Look for "solidarios" in the listing below. Gather each line that contains it.

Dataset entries
— Start —

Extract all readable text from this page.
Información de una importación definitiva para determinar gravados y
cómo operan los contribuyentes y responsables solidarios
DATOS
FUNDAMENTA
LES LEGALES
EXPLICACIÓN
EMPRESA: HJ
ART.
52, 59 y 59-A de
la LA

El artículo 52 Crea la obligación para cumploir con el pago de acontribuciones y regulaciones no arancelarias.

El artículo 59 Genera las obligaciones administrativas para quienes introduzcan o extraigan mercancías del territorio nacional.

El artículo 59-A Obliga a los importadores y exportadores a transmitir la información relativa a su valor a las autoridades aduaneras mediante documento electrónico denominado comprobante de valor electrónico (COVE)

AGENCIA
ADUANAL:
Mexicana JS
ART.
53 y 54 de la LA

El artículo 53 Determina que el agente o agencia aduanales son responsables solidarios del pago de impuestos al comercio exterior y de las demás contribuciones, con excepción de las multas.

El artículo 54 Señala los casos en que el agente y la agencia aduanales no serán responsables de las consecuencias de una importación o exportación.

— End —

▶ The output:
cómo operan los contribuyentes y responsables solidarios
El artículo 53 Determina que el agente o agencia aduanales son responsables solidarios del pago de impuestos al comercio exterior y de las demás contribuciones, con excepción de las multas.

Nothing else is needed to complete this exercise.